Text excerpt section start

****** - Verified Buyer
4.5
After serving as a Navy fighter pilot during WW II, Phil McLean (born in Detroit on May 4, 1923) went on to become one of the best-known DJs in the U.S. from the 1950s through to the 1970s, starting in 1951 at Cleveland's WERE-AM 1300 where he and his on-air partner Bill Randle were hugely popular with teen-age listeners throughout the region. When the station went to a new format sometime in 1961, he relocated to New York where, for the better part of the next decade, he hosted an all-night show, before turning to Cleveland in 1971 for a job at WHK-AM 1420.While in New York he recorded a parody of the late 1961 Jimmy Dean smash hit Big Bad John, which Dean had written with Country legend Roy Acuff, and by the end of the year Small Sad Sam, written by Sunny Skylar and E.V. Deane, was on its way to # 6 Adult Contemporary and # 21 Billboard Pop Hot 100 on the small label Versatile 107 b/w Chicken. That’s the 45-rpm you see covered here.His only other record, the follow-up and similar-sounding Big Mouth Bill failed to chart early in 1962 as Versatile 108 b/w Come With Us. Those sides and Chicken are impossible to find in a quality CD setting, but you can get a decent copy of Small Sad Sam in Volume 3 of the Mavis series Hey! Look What I Found!After later working at WWWE-AM 1100 in Cleveland and Hilton Head, North Carolina's WHHR, Phil McLean passed away at age 70 on May 28, 1993.

Text excerpt section end

Activity >>
Copy out the whole text above about Phil McLean word for word, keeping every character and line as it stands.

Supplied information section start

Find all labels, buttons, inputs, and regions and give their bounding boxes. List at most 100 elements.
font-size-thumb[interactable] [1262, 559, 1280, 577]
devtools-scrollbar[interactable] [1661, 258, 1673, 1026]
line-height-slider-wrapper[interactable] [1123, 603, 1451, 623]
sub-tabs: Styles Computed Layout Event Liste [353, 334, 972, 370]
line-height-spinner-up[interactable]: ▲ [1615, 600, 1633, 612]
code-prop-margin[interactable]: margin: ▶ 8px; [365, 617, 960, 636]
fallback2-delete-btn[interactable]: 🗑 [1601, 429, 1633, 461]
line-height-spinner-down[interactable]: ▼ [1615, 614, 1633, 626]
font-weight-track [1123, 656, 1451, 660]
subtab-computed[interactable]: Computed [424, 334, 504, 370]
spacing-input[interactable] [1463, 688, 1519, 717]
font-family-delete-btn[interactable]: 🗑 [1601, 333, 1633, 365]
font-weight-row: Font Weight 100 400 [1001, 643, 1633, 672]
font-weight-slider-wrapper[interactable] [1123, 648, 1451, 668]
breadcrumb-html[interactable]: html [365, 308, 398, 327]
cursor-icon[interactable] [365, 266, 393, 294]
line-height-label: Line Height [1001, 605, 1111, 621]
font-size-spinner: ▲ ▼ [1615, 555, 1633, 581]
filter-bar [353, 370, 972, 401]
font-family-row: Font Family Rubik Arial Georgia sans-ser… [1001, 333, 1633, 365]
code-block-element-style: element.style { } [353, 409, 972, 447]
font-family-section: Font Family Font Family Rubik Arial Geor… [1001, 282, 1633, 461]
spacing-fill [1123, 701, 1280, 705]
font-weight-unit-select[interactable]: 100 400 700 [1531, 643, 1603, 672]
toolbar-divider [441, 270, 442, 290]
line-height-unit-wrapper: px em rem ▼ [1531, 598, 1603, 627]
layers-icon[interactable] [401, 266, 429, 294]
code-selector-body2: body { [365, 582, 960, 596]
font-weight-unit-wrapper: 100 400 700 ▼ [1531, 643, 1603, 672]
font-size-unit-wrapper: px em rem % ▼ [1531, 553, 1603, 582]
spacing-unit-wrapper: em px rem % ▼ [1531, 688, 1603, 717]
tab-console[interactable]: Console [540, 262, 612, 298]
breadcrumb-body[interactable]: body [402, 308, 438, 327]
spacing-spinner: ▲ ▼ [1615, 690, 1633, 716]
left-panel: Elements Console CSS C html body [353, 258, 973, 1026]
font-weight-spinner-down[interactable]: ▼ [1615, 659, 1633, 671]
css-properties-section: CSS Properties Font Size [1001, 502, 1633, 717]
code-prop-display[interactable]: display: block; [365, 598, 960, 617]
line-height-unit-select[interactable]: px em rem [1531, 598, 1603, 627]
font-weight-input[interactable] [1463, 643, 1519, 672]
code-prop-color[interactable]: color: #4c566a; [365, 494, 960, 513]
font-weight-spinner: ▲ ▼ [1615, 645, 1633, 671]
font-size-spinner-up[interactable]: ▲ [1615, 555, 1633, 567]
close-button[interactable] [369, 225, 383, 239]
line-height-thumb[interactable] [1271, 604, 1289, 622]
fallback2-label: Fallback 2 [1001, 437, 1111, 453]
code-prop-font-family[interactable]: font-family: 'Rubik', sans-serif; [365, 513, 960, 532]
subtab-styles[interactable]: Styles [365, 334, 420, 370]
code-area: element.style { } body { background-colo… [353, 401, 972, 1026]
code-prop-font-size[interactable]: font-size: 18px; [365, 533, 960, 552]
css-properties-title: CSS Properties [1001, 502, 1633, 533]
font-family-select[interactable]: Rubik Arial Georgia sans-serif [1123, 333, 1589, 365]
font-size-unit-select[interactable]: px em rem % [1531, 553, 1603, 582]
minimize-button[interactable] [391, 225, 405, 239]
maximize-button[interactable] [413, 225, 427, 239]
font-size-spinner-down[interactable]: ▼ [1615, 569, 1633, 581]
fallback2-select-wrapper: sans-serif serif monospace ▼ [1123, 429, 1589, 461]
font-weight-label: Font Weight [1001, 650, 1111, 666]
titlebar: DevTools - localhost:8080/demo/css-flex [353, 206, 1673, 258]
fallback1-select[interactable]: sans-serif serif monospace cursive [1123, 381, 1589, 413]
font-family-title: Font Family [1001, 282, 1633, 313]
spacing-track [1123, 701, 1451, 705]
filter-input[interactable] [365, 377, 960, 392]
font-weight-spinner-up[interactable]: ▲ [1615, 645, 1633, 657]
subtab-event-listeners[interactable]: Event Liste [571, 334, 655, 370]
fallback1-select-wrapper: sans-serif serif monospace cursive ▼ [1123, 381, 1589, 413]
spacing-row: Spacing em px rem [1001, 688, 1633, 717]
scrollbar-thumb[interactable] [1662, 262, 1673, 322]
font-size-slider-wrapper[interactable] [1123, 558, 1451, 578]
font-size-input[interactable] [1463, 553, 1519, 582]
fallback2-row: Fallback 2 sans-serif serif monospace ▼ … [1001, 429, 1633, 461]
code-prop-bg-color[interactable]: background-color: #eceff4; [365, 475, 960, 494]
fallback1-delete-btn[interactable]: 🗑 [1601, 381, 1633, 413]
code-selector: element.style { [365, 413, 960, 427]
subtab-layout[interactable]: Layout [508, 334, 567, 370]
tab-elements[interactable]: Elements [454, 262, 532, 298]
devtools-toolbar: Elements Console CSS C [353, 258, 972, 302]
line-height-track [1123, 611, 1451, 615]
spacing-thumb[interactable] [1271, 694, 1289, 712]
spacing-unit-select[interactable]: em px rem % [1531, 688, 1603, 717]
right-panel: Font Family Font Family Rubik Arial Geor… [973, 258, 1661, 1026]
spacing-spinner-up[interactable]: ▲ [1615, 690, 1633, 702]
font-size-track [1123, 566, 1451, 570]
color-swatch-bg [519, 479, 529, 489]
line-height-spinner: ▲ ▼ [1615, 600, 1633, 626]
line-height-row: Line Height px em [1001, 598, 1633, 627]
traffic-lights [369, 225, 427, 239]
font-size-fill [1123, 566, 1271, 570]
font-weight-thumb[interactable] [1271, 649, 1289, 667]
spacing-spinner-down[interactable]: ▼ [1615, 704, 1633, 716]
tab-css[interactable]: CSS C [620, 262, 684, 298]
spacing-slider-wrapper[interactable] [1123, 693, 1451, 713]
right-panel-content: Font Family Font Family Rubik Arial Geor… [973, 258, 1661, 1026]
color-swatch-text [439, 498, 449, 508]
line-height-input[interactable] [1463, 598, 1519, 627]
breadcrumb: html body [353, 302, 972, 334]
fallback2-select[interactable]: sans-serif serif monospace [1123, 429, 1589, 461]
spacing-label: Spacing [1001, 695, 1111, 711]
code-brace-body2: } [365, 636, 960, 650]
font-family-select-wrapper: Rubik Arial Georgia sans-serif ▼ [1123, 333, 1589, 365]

Supplied information section end

Expected answer >>
****** - Verified Buyer
4.5
After serving as a Navy fighter pilot during WW II, Phil McLean (born in Detroit on May 4, 1923) went on to become one of the best-known DJs in the U.S. from the 1950s through to the 1970s, starting in 1951 at Cleveland's WERE-AM 1300 where he and his on-air partner Bill Randle were hugely popular with teen-age listeners throughout the region. When the station went to a new format sometime in 1961, he relocated to New York where, for the better part of the next decade, he hosted an all-night show, before turning to Cleveland in 1971 for a job at WHK-AM 1420.While in New York he recorded a parody of the late 1961 Jimmy Dean smash hit Big Bad John, which Dean had written with Country legend Roy Acuff, and by the end of the year Small Sad Sam, written by Sunny Skylar and E.V. Deane, was on its way to # 6 Adult Contemporary and # 21 Billboard Pop Hot 100 on the small label Versatile 107 b/w Chicken. That’s the 45-rpm you see covered here.His only other record, the follow-up and similar-sounding Big Mouth Bill failed to chart early in 1962 as Versatile 108 b/w Come With Us. Those sides and Chicken are impossible to find in a quality CD setting, but you can get a decent copy of Small Sad Sam in Volume 3 of the Mavis series Hey! Look What I Found!After later working at WWWE-AM 1100 in Cleveland and Hilton Head, North Carolina's WHHR, Phil McLean passed away at age 70 on May 28, 1993.